**Requirement:** Reproduce every entry in the listing without alteration.

===== Record extracts =====

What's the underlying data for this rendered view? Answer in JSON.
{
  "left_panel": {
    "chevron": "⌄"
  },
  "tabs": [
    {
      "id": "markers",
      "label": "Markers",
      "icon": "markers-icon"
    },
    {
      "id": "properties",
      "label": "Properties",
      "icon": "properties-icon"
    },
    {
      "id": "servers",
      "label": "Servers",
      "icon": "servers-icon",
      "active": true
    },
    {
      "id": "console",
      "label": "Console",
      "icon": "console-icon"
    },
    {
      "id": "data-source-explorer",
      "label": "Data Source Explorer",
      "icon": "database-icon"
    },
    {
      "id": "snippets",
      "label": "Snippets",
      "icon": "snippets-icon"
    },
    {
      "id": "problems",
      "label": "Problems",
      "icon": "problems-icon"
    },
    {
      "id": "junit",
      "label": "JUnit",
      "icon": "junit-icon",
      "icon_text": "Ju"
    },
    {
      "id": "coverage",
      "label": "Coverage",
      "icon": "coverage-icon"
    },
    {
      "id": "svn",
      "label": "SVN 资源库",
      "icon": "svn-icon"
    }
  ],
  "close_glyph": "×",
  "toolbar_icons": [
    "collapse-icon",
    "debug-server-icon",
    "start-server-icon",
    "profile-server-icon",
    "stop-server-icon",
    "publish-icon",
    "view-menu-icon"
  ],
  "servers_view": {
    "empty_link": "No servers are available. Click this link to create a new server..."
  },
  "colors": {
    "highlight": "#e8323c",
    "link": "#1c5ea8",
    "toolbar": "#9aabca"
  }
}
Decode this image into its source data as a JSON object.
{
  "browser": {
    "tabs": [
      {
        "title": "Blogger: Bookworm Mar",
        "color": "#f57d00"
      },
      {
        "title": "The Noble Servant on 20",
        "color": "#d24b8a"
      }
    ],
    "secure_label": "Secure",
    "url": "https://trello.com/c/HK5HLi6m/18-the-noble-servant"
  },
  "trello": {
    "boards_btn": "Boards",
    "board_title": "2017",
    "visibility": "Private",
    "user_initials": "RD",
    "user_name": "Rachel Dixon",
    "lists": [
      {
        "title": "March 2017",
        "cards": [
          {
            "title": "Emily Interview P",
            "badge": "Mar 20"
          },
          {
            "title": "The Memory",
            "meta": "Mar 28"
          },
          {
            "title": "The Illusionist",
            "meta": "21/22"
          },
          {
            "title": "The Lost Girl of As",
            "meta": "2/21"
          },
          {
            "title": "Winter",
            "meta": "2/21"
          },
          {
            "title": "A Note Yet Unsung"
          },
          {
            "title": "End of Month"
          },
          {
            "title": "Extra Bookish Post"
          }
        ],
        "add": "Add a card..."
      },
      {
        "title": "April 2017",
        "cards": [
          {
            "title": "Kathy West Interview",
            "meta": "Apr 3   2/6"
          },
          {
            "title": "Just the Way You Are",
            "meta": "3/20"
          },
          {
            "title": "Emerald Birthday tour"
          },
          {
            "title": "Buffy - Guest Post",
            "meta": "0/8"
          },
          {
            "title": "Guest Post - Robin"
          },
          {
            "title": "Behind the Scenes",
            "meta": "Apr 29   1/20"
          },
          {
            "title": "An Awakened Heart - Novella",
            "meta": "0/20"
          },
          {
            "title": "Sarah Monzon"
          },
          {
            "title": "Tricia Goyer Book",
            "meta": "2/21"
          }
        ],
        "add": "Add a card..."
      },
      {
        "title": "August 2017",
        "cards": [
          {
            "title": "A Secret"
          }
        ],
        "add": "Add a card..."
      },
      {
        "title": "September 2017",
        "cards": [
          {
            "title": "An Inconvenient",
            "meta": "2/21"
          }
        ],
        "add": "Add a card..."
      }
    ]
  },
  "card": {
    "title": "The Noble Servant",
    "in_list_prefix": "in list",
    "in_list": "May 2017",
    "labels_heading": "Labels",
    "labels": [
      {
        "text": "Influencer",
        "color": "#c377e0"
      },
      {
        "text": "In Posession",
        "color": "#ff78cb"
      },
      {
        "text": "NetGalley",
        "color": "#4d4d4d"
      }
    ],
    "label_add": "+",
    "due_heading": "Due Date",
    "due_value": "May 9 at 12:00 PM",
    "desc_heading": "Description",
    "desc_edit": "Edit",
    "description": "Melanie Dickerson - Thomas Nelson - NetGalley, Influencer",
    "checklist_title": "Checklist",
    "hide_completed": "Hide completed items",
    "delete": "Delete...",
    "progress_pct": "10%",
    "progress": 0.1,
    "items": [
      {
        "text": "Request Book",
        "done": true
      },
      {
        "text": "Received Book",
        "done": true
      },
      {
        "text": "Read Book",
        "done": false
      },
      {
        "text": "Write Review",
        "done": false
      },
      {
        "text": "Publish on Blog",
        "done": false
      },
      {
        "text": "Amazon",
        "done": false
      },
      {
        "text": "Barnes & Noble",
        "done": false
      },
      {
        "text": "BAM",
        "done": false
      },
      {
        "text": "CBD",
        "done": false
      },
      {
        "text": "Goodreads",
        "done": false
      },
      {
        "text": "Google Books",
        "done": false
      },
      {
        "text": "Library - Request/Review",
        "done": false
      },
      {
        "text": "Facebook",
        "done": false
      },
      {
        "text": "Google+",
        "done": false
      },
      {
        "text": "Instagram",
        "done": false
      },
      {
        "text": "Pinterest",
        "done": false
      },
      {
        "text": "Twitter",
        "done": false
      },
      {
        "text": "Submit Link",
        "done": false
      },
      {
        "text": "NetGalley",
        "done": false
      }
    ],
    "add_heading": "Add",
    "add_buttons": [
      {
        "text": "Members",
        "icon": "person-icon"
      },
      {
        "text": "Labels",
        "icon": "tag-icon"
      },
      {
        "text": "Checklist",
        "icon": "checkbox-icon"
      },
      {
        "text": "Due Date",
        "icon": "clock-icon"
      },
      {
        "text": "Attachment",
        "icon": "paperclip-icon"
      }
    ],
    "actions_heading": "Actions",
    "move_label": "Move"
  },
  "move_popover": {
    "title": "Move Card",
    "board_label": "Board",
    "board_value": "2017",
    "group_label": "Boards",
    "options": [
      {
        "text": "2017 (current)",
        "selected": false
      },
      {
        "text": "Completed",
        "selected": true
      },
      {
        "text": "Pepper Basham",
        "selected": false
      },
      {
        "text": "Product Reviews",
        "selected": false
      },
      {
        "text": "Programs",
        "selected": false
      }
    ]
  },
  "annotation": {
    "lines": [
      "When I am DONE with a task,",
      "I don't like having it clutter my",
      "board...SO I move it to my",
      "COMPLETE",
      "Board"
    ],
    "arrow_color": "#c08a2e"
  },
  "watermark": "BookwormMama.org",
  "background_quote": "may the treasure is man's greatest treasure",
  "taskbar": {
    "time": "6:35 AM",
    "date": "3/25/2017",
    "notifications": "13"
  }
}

=====

**The solution:**
What's the underlying data for this rendered view? Answer in JSON.
{
  "left_panel": {
    "chevron": "⌄"
  },
  "tabs": [
    {
      "id": "markers",
      "label": "Markers",
      "icon": "markers-icon"
    },
    {
      "id": "properties",
      "label": "Properties",
      "icon": "properties-icon"
    },
    {
      "id": "servers",
      "label": "Servers",
      "icon": "servers-icon",
      "active": true
    },
    {
      "id": "console",
      "label": "Console",
      "icon": "console-icon"
    },
    {
      "id": "data-source-explorer",
      "label": "Data Source Explorer",
      "icon": "database-icon"
    },
    {
      "id": "snippets",
      "label": "Snippets",
      "icon": "snippets-icon"
    },
    {
      "id": "problems",
      "label": "Problems",
      "icon": "problems-icon"
    },
    {
      "id": "junit",
      "label": "JUnit",
      "icon": "junit-icon",
      "icon_text": "Ju"
    },
    {
      "id": "coverage",
      "label": "Coverage",
      "icon": "coverage-icon"
    },
    {
      "id": "svn",
      "label": "SVN 资源库",
      "icon": "svn-icon"
    }
  ],
  "close_glyph": "×",
  "toolbar_icons": [
    "collapse-icon",
    "debug-server-icon",
    "start-server-icon",
    "profile-server-icon",
    "stop-server-icon",
    "publish-icon",
    "view-menu-icon"
  ],
  "servers_view": {
    "empty_link": "No servers are available. Click this link to create a new server..."
  },
  "colors": {
    "highlight": "#e8323c",
    "link": "#1c5ea8",
    "toolbar": "#9aabca"
  }
}
Decode this image into its source data as a JSON object.
{
  "browser": {
    "tabs": [
      {
        "title": "Blogger: Bookworm Mar",
        "color": "#f57d00"
      },
      {
        "title": "The Noble Servant on 20",
        "color": "#d24b8a"
      }
    ],
    "secure_label": "Secure",
    "url": "https://trello.com/c/HK5HLi6m/18-the-noble-servant"
  },
  "trello": {
    "boards_btn": "Boards",
    "board_title": "2017",
    "visibility": "Private",
    "user_initials": "RD",
    "user_name": "Rachel Dixon",
    "lists": [
      {
        "title": "March 2017",
        "cards": [
          {
            "title": "Emily Interview P",
            "badge": "Mar 20"
          },
          {
            "title": "The Memory",
            "meta": "Mar 28"
          },
          {
            "title": "The Illusionist",
            "meta": "21/22"
          },
          {
            "title": "The Lost Girl of As",
            "meta": "2/21"
          },
          {
            "title": "Winter",
            "meta": "2/21"
          },
          {
            "title": "A Note Yet Unsung"
          },
          {
            "title": "End of Month"
          },
          {
            "title": "Extra Bookish Post"
          }
        ],
        "add": "Add a card..."
      },
      {
        "title": "April 2017",
        "cards": [
          {
            "title": "Kathy West Interview",
            "meta": "Apr 3   2/6"
          },
          {
            "title": "Just the Way You Are",
            "meta": "3/20"
          },
          {
            "title": "Emerald Birthday tour"
          },
          {
            "title": "Buffy - Guest Post",
            "meta": "0/8"
          },
          {
            "title": "Guest Post - Robin"
          },
          {
            "title": "Behind the Scenes",
            "meta": "Apr 29   1/20"
          },
          {
            "title": "An Awakened Heart - Novella",
            "meta": "0/20"
          },
          {
            "title": "Sarah Monzon"
          },
          {
            "title": "Tricia Goyer Book",
            "meta": "2/21"
          }
        ],
        "add": "Add a card..."
      },
      {
        "title": "August 2017",
        "cards": [
          {
            "title": "A Secret"
          }
        ],
        "add": "Add a card..."
      },
      {
        "title": "September 2017",
        "cards": [
          {
            "title": "An Inconvenient",
            "meta": "2/21"
          }
        ],
        "add": "Add a card..."
      }
    ]
  },
  "card": {
    "title": "The Noble Servant",
    "in_list_prefix": "in list",
    "in_list": "May 2017",
    "labels_heading": "Labels",
    "labels": [
      {
        "text": "Influencer",
        "color": "#c377e0"
      },
      {
        "text": "In Posession",
        "color": "#ff78cb"
      },
      {
        "text": "NetGalley",
        "color": "#4d4d4d"
      }
    ],
    "label_add": "+",
    "due_heading": "Due Date",
    "due_value": "May 9 at 12:00 PM",
    "desc_heading": "Description",
    "desc_edit": "Edit",
    "description": "Melanie Dickerson - Thomas Nelson - NetGalley, Influencer",
    "checklist_title": "Checklist",
    "hide_completed": "Hide completed items",
    "delete": "Delete...",
    "progress_pct": "10%",
    "progress": 0.1,
    "items": [
      {
        "text": "Request Book",
        "done": true
      },
      {
        "text": "Received Book",
        "done": true
      },
      {
        "text": "Read Book",
        "done": false
      },
      {
        "text": "Write Review",
        "done": false
      },
      {
        "text": "Publish on Blog",
        "done": false
      },
      {
        "text": "Amazon",
        "done": false
      },
      {
        "text": "Barnes & Noble",
        "done": false
      },
      {
        "text": "BAM",
        "done": false
      },
      {
        "text": "CBD",
        "done": false
      },
      {
        "text": "Goodreads",
        "done": false
      },
      {
        "text": "Google Books",
        "done": false
      },
      {
        "text": "Library - Request/Review",
        "done": false
      },
      {
        "text": "Facebook",
        "done": false
      },
      {
        "text": "Google+",
        "done": false
      },
      {
        "text": "Instagram",
        "done": false
      },
      {
        "text": "Pinterest",
        "done": false
      },
      {
        "text": "Twitter",
        "done": false
      },
      {
        "text": "Submit Link",
        "done": false
      },
      {
        "text": "NetGalley",
        "done": false
      }
    ],
    "add_heading": "Add",
    "add_buttons": [
      {
        "text": "Members",
        "icon": "person-icon"
      },
      {
        "text": "Labels",
        "icon": "tag-icon"
      },
      {
        "text": "Checklist",
        "icon": "checkbox-icon"
      },
      {
        "text": "Due Date",
        "icon": "clock-icon"
      },
      {
        "text": "Attachment",
        "icon": "paperclip-icon"
      }
    ],
    "actions_heading": "Actions",
    "move_label": "Move"
  },
  "move_popover": {
    "title": "Move Card",
    "board_label": "Board",
    "board_value": "2017",
    "group_label": "Boards",
    "options": [
      {
        "text": "2017 (current)",
        "selected": false
      },
      {
        "text": "Completed",
        "selected": true
      },
      {
        "text": "Pepper Basham",
        "selected": false
      },
      {
        "text": "Product Reviews",
        "selected": false
      },
      {
        "text": "Programs",
        "selected": false
      }
    ]
  },
  "annotation": {
    "lines": [
      "When I am DONE with a task,",
      "I don't like having it clutter my",
      "board...SO I move it to my",
      "COMPLETE",
      "Board"
    ],
    "arrow_color": "#c08a2e"
  },
  "watermark": "BookwormMama.org",
  "background_quote": "may the treasure is man's greatest treasure",
  "taskbar": {
    "time": "6:35 AM",
    "date": "3/25/2017",
    "notifications": "13"
  }
}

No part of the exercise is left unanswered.